**Your goal:** Transcribe every line exactly. Leave the pictures behind.

------------------------------------------------------------

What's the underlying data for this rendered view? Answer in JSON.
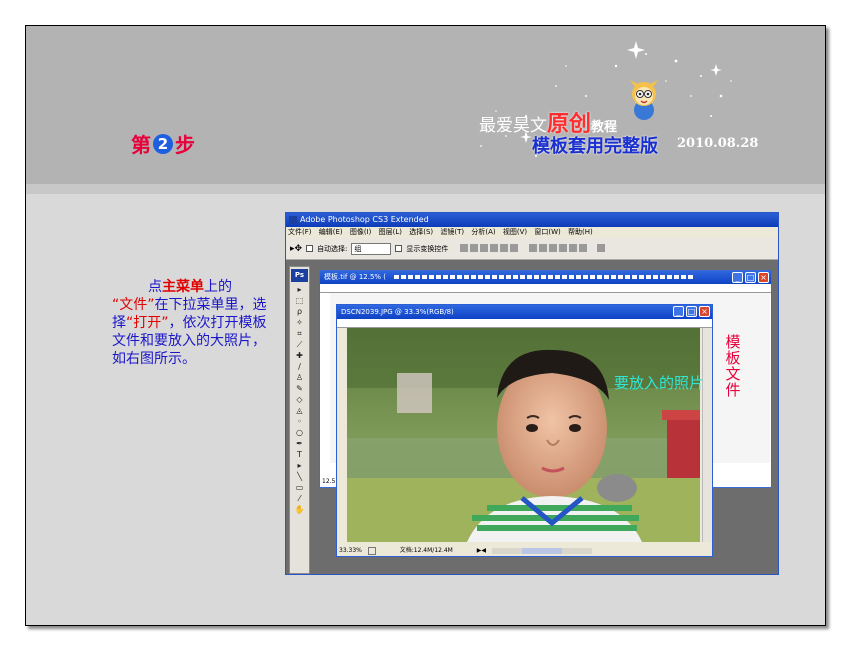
{
  "step": {
    "prefix": "第",
    "number": "2",
    "suffix": "步"
  },
  "brand": {
    "author": "最爱昊文",
    "original": "原创",
    "tutorial": "教程",
    "title": "模板套用完整版",
    "date": "2010.08.28"
  },
  "instructions": {
    "p1": "点",
    "h1": "主菜单",
    "p2": "上的",
    "q1": "“",
    "h2": "文件",
    "q2": "”",
    "p3": "在下拉菜单里，选择",
    "q3": "“",
    "h3": "打开",
    "q4": "”",
    "p4": "，依次打开模板文件和要放入的大照片，如右图所示。"
  },
  "photoshop": {
    "app_title": "Adobe Photoshop CS3 Extended",
    "menu": [
      "文件(F)",
      "编辑(E)",
      "图像(I)",
      "图层(L)",
      "选择(S)",
      "滤镜(T)",
      "分析(A)",
      "视图(V)",
      "窗口(W)",
      "帮助(H)"
    ],
    "options": {
      "auto_select_label": "自动选择:",
      "auto_select_value": "组",
      "show_transform_label": "显示变换控件"
    },
    "template_doc": {
      "title": "模板.tif @ 12.5% (",
      "zoom": "12.5"
    },
    "photo_doc": {
      "title": "DSCN2039.JPG @ 33.3%(RGB/8)",
      "zoom": "33.33%",
      "doc_size": "文档:12.4M/12.4M"
    }
  },
  "labels": {
    "photo_label": "要放入的照片",
    "template_label": "模板文件"
  },
  "colors": {
    "accent_red": "#e00000",
    "instruction_blue": "#1b16c9",
    "title_blue": "#1a2fd0",
    "photo_label_cyan": "#2ee7d7"
  }
}
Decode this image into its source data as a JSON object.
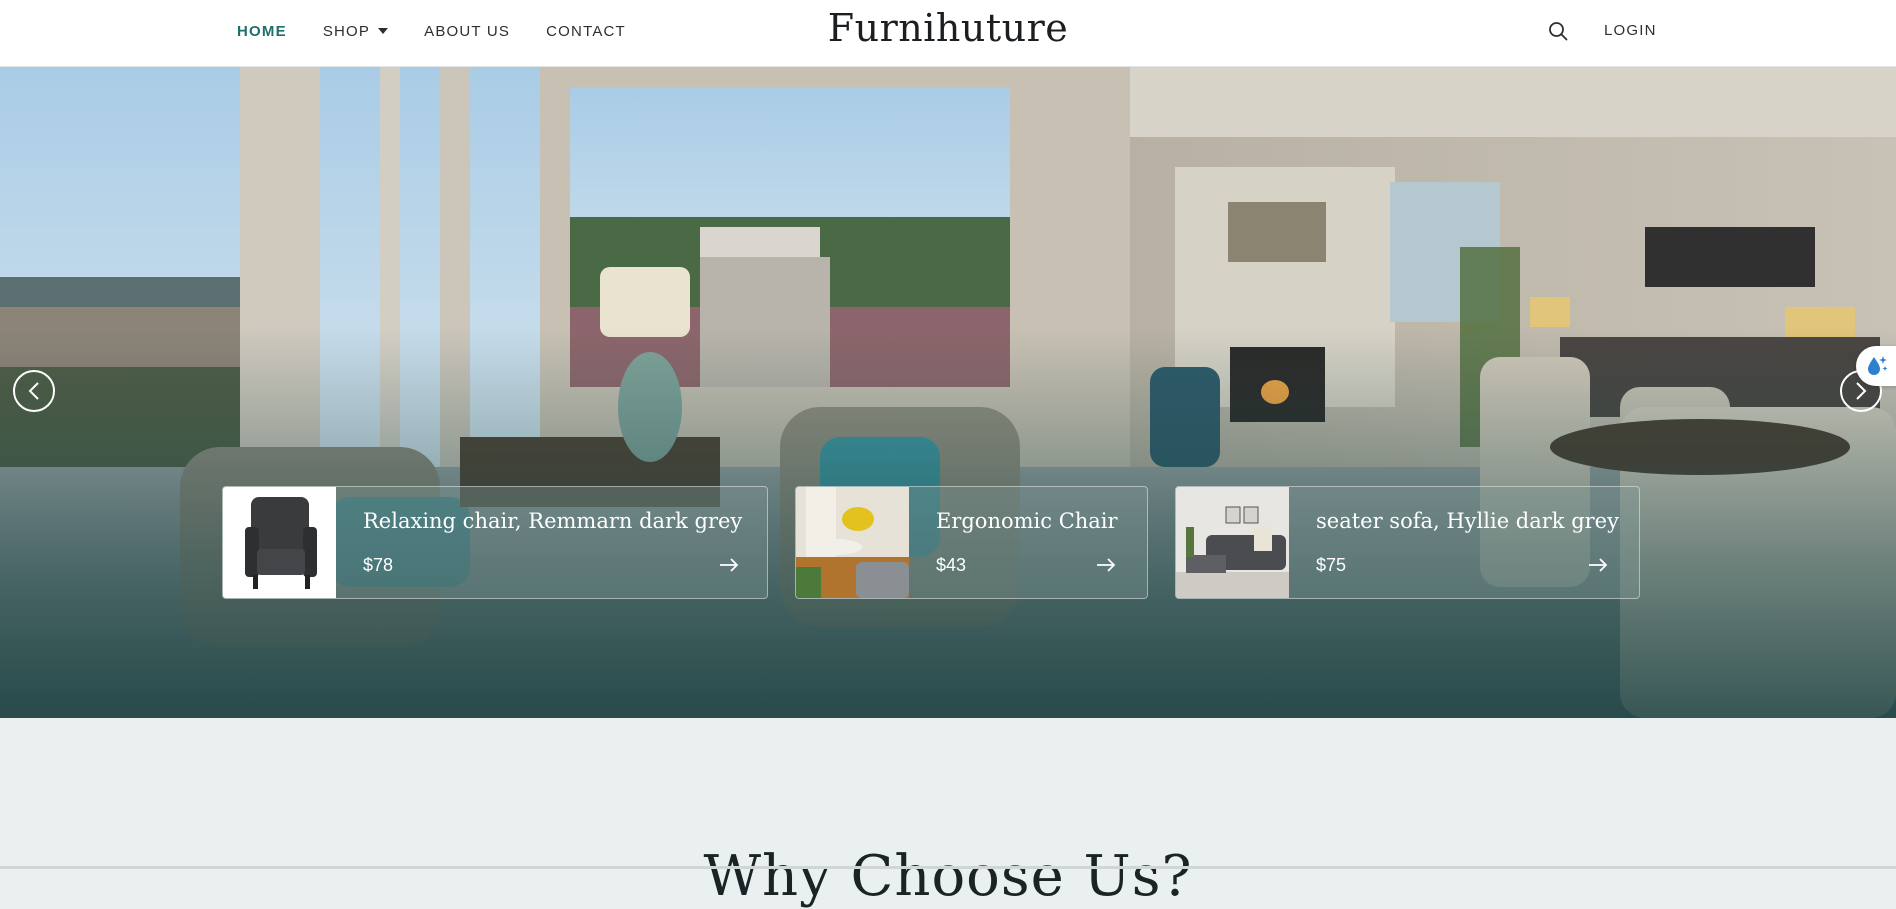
{
  "header": {
    "logo": "Furnihuture",
    "nav": [
      {
        "label": "HOME",
        "active": true
      },
      {
        "label": "SHOP",
        "has_dropdown": true
      },
      {
        "label": "ABOUT US"
      },
      {
        "label": "CONTACT"
      }
    ],
    "search_icon": "search-icon",
    "login_label": "LOGIN"
  },
  "hero": {
    "prev_icon": "chevron-left-icon",
    "next_icon": "chevron-right-icon",
    "widget_icon": "water-drop-icon"
  },
  "products": [
    {
      "title": "Relaxing chair, Remmarn dark grey",
      "price": "$78"
    },
    {
      "title": "Ergonomic Chair",
      "price": "$43"
    },
    {
      "title": "seater sofa, Hyllie dark grey",
      "price": "$75"
    }
  ],
  "section": {
    "title": "Why Choose Us?"
  },
  "colors": {
    "accent": "#1f6f6b",
    "text": "#2b2f33",
    "section_bg": "#e9f0ef"
  }
}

------------------------------------------------------------

**Answer for the task:**
What's the underlying data for this rendered view? Answer in JSON.
{
  "step": {
    "prefix": "第",
    "number": "2",
    "suffix": "步"
  },
  "brand": {
    "author": "最爱昊文",
    "original": "原创",
    "tutorial": "教程",
    "title": "模板套用完整版",
    "date": "2010.08.28"
  },
  "instructions": {
    "p1": "点",
    "h1": "主菜单",
    "p2": "上的",
    "q1": "“",
    "h2": "文件",
    "q2": "”",
    "p3": "在下拉菜单里，选择",
    "q3": "“",
    "h3": "打开",
    "q4": "”",
    "p4": "，依次打开模板文件和要放入的大照片，如右图所示。"
  },
  "photoshop": {
    "app_title": "Adobe Photoshop CS3 Extended",
    "menu": [
      "文件(F)",
      "编辑(E)",
      "图像(I)",
      "图层(L)",
      "选择(S)",
      "滤镜(T)",
      "分析(A)",
      "视图(V)",
      "窗口(W)",
      "帮助(H)"
    ],
    "options": {
      "auto_select_label": "自动选择:",
      "auto_select_value": "组",
      "show_transform_label": "显示变换控件"
    },
    "template_doc": {
      "title": "模板.tif @ 12.5% (",
      "zoom": "12.5"
    },
    "photo_doc": {
      "title": "DSCN2039.JPG @ 33.3%(RGB/8)",
      "zoom": "33.33%",
      "doc_size": "文档:12.4M/12.4M"
    }
  },
  "labels": {
    "photo_label": "要放入的照片",
    "template_label": "模板文件"
  },
  "colors": {
    "accent_red": "#e00000",
    "instruction_blue": "#1b16c9",
    "title_blue": "#1a2fd0",
    "photo_label_cyan": "#2ee7d7"
  }
}
Decode this image into its source data as a JSON object.
{
  "header": {
    "logo": "Furnihuture",
    "nav": [
      {
        "label": "HOME",
        "active": true
      },
      {
        "label": "SHOP",
        "has_dropdown": true
      },
      {
        "label": "ABOUT US"
      },
      {
        "label": "CONTACT"
      }
    ],
    "search_icon": "search-icon",
    "login_label": "LOGIN"
  },
  "hero": {
    "prev_icon": "chevron-left-icon",
    "next_icon": "chevron-right-icon",
    "widget_icon": "water-drop-icon"
  },
  "products": [
    {
      "title": "Relaxing chair, Remmarn dark grey",
      "price": "$78"
    },
    {
      "title": "Ergonomic Chair",
      "price": "$43"
    },
    {
      "title": "seater sofa, Hyllie dark grey",
      "price": "$75"
    }
  ],
  "section": {
    "title": "Why Choose Us?"
  },
  "colors": {
    "accent": "#1f6f6b",
    "text": "#2b2f33",
    "section_bg": "#e9f0ef"
  }
}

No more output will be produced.